INSTRUCTIONS FOR THE TASK: Every line of the data must be copied exactly.

RECORDS TO USE:
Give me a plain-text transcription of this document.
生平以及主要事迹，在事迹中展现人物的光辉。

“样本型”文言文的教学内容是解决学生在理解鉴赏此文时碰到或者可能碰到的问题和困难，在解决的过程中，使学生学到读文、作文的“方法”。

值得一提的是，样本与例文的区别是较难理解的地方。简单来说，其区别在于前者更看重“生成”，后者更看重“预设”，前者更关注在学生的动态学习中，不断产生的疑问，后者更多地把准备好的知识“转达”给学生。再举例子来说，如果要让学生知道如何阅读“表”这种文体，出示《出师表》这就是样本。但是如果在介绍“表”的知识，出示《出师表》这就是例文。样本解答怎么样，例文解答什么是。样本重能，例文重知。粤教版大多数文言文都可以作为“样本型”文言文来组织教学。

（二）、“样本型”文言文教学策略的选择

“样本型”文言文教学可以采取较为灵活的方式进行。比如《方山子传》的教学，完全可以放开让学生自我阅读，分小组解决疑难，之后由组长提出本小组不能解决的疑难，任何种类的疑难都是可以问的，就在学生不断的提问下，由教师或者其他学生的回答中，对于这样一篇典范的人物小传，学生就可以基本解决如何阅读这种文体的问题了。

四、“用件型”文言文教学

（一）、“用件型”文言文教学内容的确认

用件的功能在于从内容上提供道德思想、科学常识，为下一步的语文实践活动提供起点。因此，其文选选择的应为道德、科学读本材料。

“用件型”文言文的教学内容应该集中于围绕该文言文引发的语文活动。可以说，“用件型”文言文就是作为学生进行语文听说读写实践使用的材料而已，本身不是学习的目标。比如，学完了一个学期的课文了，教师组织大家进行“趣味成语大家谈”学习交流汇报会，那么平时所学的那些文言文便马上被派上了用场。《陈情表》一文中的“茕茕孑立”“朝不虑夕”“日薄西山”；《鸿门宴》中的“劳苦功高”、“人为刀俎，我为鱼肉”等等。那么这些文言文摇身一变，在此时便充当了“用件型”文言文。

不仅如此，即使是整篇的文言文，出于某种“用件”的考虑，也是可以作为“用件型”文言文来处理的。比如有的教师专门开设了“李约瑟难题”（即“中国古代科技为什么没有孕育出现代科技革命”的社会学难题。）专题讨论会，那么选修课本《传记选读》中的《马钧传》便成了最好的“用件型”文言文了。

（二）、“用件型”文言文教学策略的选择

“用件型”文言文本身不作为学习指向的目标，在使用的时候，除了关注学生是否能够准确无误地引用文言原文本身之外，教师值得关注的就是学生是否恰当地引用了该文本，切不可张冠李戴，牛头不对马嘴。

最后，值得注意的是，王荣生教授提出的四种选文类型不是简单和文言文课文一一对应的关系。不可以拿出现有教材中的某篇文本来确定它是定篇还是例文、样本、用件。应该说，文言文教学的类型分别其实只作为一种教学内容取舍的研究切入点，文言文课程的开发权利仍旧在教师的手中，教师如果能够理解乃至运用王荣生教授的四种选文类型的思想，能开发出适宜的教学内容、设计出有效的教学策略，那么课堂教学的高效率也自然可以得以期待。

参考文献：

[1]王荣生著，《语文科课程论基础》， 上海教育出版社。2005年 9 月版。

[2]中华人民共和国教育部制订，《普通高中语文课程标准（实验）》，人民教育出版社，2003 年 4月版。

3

RESPONSE TO THE TASK:
Give me a plain-text transcription of this document.
生平以及主要事迹，在事迹中展现人物的光辉。

“样本型”文言文的教学内容是解决学生在理解鉴赏此文时碰到或者可能碰到的问题和困难，在解决的过程中，使学生学到读文、作文的“方法”。

值得一提的是，样本与例文的区别是较难理解的地方。简单来说，其区别在于前者更看重“生成”，后者更看重“预设”，前者更关注在学生的动态学习中，不断产生的疑问，后者更多地把准备好的知识“转达”给学生。再举例子来说，如果要让学生知道如何阅读“表”这种文体，出示《出师表》这就是样本。但是如果在介绍“表”的知识，出示《出师表》这就是例文。样本解答怎么样，例文解答什么是。样本重能，例文重知。粤教版大多数文言文都可以作为“样本型”文言文来组织教学。

（二）、“样本型”文言文教学策略的选择

“样本型”文言文教学可以采取较为灵活的方式进行。比如《方山子传》的教学，完全可以放开让学生自我阅读，分小组解决疑难，之后由组长提出本小组不能解决的疑难，任何种类的疑难都是可以问的，就在学生不断的提问下，由教师或者其他学生的回答中，对于这样一篇典范的人物小传，学生就可以基本解决如何阅读这种文体的问题了。

四、“用件型”文言文教学

（一）、“用件型”文言文教学内容的确认

用件的功能在于从内容上提供道德思想、科学常识，为下一步的语文实践活动提供起点。因此，其文选选择的应为道德、科学读本材料。

“用件型”文言文的教学内容应该集中于围绕该文言文引发的语文活动。可以说，“用件型”文言文就是作为学生进行语文听说读写实践使用的材料而已，本身不是学习的目标。比如，学完了一个学期的课文了，教师组织大家进行“趣味成语大家谈”学习交流汇报会，那么平时所学的那些文言文便马上被派上了用场。《陈情表》一文中的“茕茕孑立”“朝不虑夕”“日薄西山”；《鸿门宴》中的“劳苦功高”、“人为刀俎，我为鱼肉”等等。那么这些文言文摇身一变，在此时便充当了“用件型”文言文。

不仅如此，即使是整篇的文言文，出于某种“用件”的考虑，也是可以作为“用件型”文言文来处理的。比如有的教师专门开设了“李约瑟难题”（即“中国古代科技为什么没有孕育出现代科技革命”的社会学难题。）专题讨论会，那么选修课本《传记选读》中的《马钧传》便成了最好的“用件型”文言文了。

（二）、“用件型”文言文教学策略的选择

“用件型”文言文本身不作为学习指向的目标，在使用的时候，除了关注学生是否能够准确无误地引用文言原文本身之外，教师值得关注的就是学生是否恰当地引用了该文本，切不可张冠李戴，牛头不对马嘴。

最后，值得注意的是，王荣生教授提出的四种选文类型不是简单和文言文课文一一对应的关系。不可以拿出现有教材中的某篇文本来确定它是定篇还是例文、样本、用件。应该说，文言文教学的类型分别其实只作为一种教学内容取舍的研究切入点，文言文课程的开发权利仍旧在教师的手中，教师如果能够理解乃至运用王荣生教授的四种选文类型的思想，能开发出适宜的教学内容、设计出有效的教学策略，那么课堂教学的高效率也自然可以得以期待。

参考文献：

[1]王荣生著，《语文科课程论基础》， 上海教育出版社。2005年 9 月版。

[2]中华人民共和国教育部制订，《普通高中语文课程标准（实验）》，人民教育出版社，2003 年 4月版。

3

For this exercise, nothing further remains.